[lld] [ELF] Add target-specific relocation scanning for RISC-V (PR #181332)

Fangrui Song via llvm-commits llvm-commits at lists.llvm.org
Fri Feb 13 21:51:23 PST 2026


https://github.com/MaskRay updated https://github.com/llvm/llvm-project/pull/181332

>From 5a3f8ba98f223e452656d8e0b089dcf652d0e423 Mon Sep 17 00:00:00 2001
From: Fangrui Song <i at maskray.me>
Date: Thu, 12 Feb 2026 00:26:01 -0800
Subject: [PATCH] [ELF] Add target-specific relocation scanning for RISC-V

Implement RISCV::scanSectionImpl, following the pattern established for
x86 (#178846). This merges the getRelExpr and TLS handling for SHF_ALLOC
sections into the target-specific scanner, enabling devirtualization and
eliminating abstraction overhead.

- Use processR_PC/processR_PLT_PC for common PC-relative and PLT
  relocations.
- Handle TLS relocations directly and remove RISC-V-specific checks from
  handleTlsRelocation.
- Simplify getRelExpr to only handle relocations needed by
  relocateNonAlloc and relocateEh.

Move scanSection after getRelExpr and before relocate similar to x86.
---
 lld/ELF/Arch/RISCV.cpp  | 355 +++++++++++++++++++++++++---------------
 lld/ELF/Relocations.cpp |  23 +--
 2 files changed, 229 insertions(+), 149 deletions(-)

diff --git a/lld/ELF/Arch/RISCV.cpp b/lld/ELF/Arch/RISCV.cpp
index 597ab602d3bd0..78ebd7054ab06 100644
--- a/lld/ELF/Arch/RISCV.cpp
+++ b/lld/ELF/Arch/RISCV.cpp
@@ -279,17 +279,14 @@ RelType RISCV::getDynRel(RelType type) const {
                                          : static_cast<RelType>(R_RISCV_NONE);
 }
 
+// Only needed to support relocations used by relocateNonAlloc and relocateEh.

——

▶ _Directive 1_: Revise the patch description from "Implement RISCV::scanSectionImpl, following" to "eliminating abstraction overhead.", changing "devirtualization" to "inlining".

▶ _Data lines_:
——

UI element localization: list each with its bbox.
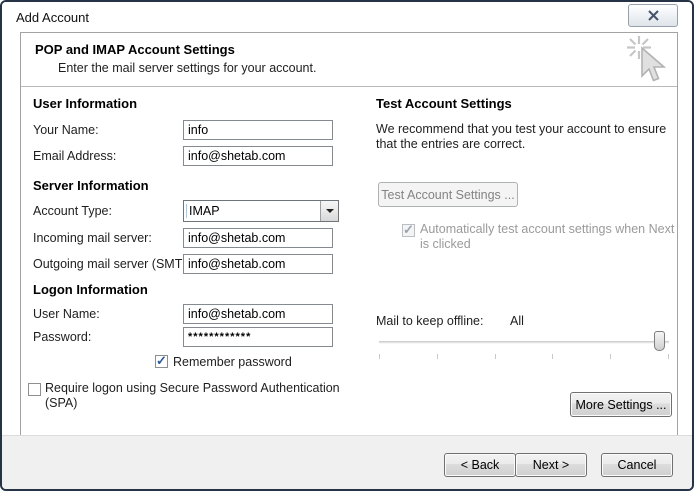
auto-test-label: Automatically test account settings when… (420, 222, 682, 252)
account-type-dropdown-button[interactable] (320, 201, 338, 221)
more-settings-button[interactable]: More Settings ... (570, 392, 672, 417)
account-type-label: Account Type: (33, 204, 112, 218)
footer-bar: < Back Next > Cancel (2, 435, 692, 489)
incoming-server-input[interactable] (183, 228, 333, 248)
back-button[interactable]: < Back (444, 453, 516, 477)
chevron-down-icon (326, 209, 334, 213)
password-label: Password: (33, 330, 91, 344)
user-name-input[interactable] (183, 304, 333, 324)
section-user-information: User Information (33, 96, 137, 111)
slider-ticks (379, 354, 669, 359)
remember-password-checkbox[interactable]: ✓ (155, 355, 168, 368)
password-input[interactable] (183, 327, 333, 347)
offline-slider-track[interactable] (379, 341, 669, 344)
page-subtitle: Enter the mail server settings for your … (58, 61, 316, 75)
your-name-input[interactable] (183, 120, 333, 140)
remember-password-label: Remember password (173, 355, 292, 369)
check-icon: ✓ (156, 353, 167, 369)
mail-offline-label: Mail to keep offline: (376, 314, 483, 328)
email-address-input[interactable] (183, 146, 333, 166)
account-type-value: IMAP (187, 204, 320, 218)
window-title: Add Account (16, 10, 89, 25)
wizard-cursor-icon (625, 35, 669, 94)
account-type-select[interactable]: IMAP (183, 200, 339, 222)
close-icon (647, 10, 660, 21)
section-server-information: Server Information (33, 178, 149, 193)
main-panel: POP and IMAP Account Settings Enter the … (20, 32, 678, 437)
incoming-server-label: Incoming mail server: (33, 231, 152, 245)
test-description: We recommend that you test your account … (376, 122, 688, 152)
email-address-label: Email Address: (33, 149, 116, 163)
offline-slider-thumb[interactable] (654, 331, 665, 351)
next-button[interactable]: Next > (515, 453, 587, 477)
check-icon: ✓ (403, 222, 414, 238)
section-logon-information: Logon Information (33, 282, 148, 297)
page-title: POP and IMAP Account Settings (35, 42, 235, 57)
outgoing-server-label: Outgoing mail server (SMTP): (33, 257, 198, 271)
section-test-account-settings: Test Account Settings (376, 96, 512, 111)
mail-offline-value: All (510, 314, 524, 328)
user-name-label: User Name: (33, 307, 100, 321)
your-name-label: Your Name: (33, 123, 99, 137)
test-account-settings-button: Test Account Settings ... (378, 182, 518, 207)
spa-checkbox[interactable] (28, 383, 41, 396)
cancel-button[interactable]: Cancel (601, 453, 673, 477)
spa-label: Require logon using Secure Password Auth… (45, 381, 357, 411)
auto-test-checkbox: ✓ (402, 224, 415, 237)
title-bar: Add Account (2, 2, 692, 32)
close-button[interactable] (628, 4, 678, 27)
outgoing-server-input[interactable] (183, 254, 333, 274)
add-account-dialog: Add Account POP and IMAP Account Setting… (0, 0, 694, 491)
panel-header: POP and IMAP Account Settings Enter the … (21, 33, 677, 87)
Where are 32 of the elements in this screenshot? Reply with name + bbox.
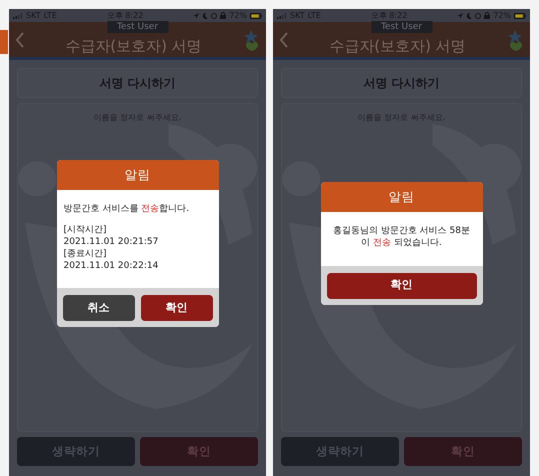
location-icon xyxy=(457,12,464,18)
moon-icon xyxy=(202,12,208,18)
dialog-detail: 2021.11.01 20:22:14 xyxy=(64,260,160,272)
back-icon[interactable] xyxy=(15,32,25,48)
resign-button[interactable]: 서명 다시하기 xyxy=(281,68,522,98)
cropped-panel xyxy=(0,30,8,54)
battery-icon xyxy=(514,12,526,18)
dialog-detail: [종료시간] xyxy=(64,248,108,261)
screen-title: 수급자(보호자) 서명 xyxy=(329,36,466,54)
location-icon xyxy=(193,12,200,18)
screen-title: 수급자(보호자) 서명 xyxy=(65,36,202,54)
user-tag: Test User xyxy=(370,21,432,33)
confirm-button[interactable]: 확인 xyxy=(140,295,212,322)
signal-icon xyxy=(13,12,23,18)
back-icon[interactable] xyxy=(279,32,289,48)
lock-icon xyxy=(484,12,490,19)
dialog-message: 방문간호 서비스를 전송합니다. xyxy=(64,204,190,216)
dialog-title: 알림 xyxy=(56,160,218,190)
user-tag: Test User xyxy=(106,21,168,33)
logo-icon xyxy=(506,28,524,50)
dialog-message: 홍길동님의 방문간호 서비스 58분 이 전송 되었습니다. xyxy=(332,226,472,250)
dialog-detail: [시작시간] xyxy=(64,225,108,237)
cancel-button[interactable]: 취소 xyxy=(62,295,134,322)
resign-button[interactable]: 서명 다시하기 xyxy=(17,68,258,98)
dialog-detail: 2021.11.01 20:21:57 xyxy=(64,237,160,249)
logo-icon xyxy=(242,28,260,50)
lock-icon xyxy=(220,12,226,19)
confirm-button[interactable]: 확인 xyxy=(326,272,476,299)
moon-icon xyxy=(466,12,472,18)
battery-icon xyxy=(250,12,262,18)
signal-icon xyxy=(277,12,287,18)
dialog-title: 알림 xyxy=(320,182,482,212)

——

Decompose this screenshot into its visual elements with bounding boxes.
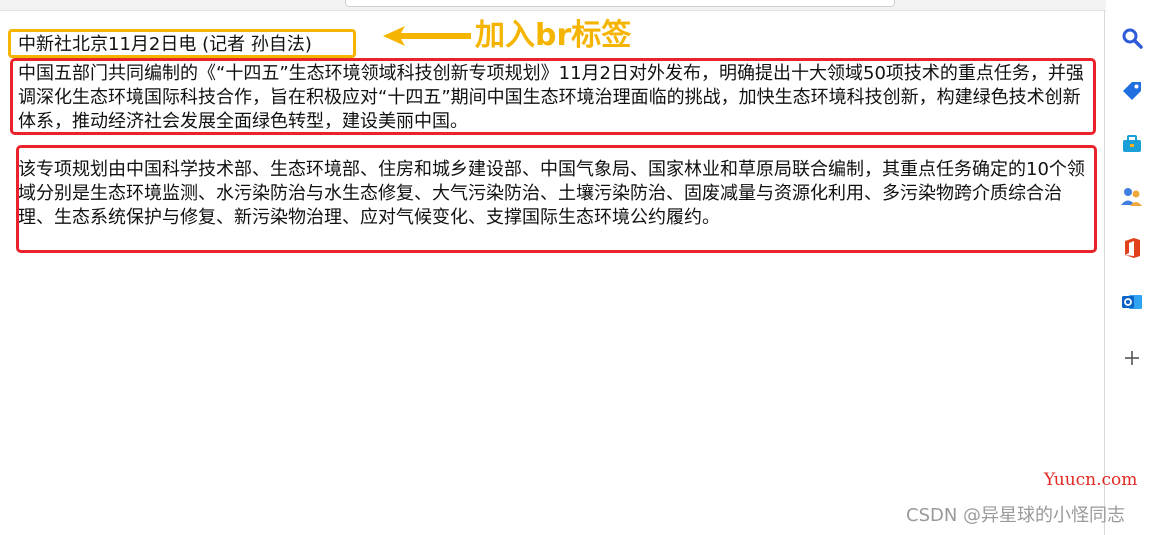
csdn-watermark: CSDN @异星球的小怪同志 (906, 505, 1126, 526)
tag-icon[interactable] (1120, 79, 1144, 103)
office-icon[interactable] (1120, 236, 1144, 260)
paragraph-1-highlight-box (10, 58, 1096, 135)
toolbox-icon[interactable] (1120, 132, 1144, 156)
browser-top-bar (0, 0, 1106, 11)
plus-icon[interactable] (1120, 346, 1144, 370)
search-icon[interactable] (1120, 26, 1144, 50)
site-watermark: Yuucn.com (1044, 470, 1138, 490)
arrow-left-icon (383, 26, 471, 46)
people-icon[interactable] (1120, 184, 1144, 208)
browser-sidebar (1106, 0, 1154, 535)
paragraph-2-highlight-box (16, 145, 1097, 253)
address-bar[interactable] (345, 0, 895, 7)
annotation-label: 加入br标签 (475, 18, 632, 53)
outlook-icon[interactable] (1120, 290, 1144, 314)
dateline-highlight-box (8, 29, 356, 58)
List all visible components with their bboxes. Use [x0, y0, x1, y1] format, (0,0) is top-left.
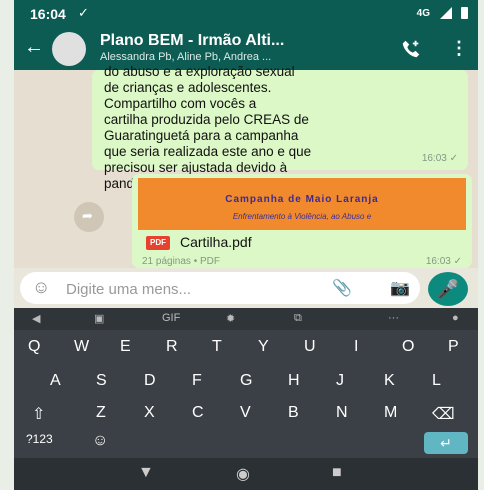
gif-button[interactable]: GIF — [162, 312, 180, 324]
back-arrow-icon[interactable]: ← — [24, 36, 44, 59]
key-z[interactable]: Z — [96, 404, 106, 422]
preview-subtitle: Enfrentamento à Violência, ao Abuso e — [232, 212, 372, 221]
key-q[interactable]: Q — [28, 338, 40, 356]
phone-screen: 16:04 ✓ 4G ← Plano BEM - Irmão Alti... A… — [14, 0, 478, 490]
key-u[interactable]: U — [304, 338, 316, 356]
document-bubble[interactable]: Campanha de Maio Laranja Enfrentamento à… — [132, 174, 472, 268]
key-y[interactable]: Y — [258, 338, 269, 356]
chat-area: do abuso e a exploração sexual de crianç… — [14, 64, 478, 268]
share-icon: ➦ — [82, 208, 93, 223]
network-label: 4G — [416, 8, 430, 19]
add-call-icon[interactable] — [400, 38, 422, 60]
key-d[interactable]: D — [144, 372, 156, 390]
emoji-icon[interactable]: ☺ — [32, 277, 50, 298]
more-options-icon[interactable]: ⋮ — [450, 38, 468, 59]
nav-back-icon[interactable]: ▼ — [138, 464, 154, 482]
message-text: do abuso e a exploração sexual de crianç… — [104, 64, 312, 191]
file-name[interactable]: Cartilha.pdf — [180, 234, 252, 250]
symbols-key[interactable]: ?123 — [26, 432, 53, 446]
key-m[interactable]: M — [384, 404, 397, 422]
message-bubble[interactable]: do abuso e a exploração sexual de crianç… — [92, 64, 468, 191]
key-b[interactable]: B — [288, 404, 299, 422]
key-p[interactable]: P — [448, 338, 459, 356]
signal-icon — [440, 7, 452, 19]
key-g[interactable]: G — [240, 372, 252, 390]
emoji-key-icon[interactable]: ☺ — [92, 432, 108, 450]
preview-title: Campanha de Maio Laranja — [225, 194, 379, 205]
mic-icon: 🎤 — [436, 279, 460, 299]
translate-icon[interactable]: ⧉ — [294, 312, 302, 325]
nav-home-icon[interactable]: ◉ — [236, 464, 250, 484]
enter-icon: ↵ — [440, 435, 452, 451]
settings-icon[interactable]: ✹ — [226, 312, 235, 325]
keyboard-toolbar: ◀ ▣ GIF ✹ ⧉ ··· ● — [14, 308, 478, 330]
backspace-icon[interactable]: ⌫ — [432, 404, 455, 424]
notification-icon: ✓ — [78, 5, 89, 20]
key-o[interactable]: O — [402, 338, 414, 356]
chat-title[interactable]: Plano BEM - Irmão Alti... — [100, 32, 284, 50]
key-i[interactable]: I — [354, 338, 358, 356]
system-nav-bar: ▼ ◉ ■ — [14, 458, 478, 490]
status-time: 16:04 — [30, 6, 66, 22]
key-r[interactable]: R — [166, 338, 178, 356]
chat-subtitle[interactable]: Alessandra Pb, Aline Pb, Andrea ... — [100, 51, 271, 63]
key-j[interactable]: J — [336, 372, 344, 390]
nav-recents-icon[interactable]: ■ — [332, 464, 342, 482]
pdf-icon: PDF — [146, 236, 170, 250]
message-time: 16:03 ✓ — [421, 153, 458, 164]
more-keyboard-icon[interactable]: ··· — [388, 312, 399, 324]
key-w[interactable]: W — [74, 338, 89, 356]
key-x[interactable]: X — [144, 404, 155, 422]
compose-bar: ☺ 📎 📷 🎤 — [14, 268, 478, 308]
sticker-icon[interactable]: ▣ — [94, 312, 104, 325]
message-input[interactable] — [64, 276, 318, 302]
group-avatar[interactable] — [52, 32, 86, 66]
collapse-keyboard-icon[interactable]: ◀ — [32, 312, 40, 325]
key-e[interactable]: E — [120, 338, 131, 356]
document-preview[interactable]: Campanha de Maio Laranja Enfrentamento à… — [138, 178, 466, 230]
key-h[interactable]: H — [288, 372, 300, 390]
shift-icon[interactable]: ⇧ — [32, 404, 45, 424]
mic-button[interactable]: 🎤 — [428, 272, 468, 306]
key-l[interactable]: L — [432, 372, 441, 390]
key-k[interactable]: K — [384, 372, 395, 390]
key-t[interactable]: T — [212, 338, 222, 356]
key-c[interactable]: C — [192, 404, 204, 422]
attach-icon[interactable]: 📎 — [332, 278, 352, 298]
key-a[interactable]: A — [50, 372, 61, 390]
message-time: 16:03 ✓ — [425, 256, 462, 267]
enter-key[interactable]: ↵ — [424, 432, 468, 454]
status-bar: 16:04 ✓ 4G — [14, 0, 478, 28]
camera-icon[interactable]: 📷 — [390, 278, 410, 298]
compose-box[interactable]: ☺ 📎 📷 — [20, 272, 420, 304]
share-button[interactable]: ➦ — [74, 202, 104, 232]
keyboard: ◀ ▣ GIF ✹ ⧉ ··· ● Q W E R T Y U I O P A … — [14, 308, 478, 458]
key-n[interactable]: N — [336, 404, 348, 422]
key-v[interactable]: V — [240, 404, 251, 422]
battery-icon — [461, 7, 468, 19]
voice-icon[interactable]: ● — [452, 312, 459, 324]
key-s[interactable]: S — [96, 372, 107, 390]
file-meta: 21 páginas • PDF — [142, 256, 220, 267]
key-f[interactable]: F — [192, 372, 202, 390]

——

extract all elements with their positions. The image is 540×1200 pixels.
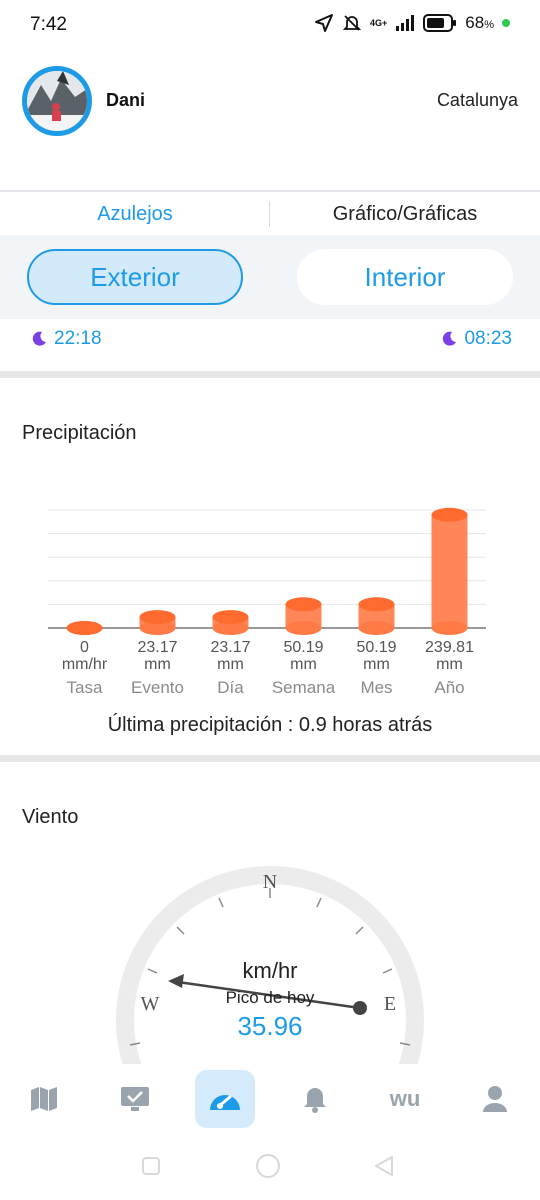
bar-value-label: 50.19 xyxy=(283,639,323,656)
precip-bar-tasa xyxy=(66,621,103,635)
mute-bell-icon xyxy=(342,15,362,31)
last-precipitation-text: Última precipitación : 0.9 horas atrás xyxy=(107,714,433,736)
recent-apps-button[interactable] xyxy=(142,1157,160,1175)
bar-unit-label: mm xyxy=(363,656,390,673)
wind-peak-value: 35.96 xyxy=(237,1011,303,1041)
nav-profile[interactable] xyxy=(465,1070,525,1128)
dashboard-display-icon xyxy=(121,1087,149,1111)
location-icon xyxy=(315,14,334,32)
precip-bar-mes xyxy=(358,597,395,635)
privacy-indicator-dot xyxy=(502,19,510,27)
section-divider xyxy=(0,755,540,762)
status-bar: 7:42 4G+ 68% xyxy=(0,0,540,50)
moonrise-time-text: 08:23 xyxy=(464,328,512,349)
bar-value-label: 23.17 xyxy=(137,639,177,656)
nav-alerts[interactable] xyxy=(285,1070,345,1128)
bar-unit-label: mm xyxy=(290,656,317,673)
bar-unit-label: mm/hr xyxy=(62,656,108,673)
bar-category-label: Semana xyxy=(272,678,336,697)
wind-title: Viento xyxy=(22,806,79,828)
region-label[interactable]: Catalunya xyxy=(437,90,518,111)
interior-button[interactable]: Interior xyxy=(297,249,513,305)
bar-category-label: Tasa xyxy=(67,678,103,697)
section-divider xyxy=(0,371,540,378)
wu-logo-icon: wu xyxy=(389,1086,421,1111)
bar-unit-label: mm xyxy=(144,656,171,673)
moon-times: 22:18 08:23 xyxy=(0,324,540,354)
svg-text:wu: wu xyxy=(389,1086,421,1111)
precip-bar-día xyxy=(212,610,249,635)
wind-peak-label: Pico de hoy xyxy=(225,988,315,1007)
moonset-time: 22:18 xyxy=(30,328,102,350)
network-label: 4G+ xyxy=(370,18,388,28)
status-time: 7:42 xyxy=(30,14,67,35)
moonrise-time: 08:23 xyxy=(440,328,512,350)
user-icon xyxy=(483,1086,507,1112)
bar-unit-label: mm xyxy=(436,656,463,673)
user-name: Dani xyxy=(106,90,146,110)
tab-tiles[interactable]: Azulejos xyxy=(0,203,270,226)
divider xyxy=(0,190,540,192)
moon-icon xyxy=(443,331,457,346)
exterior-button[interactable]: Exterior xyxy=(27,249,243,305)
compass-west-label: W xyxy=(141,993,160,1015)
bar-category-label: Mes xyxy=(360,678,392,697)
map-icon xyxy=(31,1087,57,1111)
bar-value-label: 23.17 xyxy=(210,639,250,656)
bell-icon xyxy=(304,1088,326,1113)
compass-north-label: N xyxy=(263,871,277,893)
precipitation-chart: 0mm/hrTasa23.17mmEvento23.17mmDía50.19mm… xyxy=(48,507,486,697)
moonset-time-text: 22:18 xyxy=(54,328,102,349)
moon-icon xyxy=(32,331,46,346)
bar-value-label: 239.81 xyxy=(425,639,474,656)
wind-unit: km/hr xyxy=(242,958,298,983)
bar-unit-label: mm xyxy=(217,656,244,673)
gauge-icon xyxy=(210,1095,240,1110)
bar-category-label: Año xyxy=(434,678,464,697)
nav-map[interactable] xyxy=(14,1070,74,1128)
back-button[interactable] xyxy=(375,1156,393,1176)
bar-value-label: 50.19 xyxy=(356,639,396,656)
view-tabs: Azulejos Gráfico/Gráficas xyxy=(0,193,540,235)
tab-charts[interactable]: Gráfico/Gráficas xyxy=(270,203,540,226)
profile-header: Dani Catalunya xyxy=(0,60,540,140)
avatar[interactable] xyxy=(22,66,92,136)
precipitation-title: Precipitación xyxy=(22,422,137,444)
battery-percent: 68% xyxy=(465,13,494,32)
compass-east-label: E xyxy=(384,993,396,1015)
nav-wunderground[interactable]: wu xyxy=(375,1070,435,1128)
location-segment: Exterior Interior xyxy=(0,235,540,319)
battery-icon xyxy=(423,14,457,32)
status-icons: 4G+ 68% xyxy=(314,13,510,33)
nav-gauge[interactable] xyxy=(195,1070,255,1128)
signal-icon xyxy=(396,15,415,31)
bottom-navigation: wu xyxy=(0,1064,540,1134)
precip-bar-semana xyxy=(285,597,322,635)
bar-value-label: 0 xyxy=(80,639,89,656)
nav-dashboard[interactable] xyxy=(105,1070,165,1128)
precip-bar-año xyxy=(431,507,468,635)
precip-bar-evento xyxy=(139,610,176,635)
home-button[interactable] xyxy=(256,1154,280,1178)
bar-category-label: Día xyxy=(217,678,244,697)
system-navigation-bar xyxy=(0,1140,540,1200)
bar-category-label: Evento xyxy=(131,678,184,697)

——

▶ _Directive 2_: Copy out the lines of the records from the line with "csdn-watermark: CSDN @异星球的小怪同志" to the line with "List all visible", both included.

▶ _Task output 1_:
Implement RISCV::scanSectionImpl, following the pattern established for
x86 (#178846). This merges the getRelExpr and TLS handling for SHF_ALLOC
sections into the target-specific scanner, enabling inlining and
eliminating abstraction overhead.

▶ _Task output 2_:
csdn-watermark: CSDN @异星球的小怪同志 (906, 505, 1126, 526)
tag-icon[interactable] (1120, 79, 1144, 103)
office-icon[interactable] (1120, 236, 1144, 260)
paragraph-1-highlight-box (10, 58, 1096, 135)
toolbox-icon[interactable] (1120, 132, 1144, 156)
browser-top-bar (0, 0, 1106, 11)
plus-icon[interactable] (1120, 346, 1144, 370)
search-icon[interactable] (1120, 26, 1144, 50)
site-watermark: Yuucn.com (1044, 470, 1138, 490)
arrow-left-icon (383, 26, 471, 46)
people-icon[interactable] (1120, 184, 1144, 208)
browser-sidebar (1106, 0, 1154, 535)
paragraph-2-highlight-box (16, 145, 1097, 253)
address-bar[interactable] (345, 0, 895, 7)
annotation-label: 加入br标签 (475, 18, 632, 53)
outlook-icon[interactable] (1120, 290, 1144, 314)
dateline-highlight-box (8, 29, 356, 58)
List all visible components with their bboxes. Use [x0, y0, x1, y1] format, (0,0) is top-left.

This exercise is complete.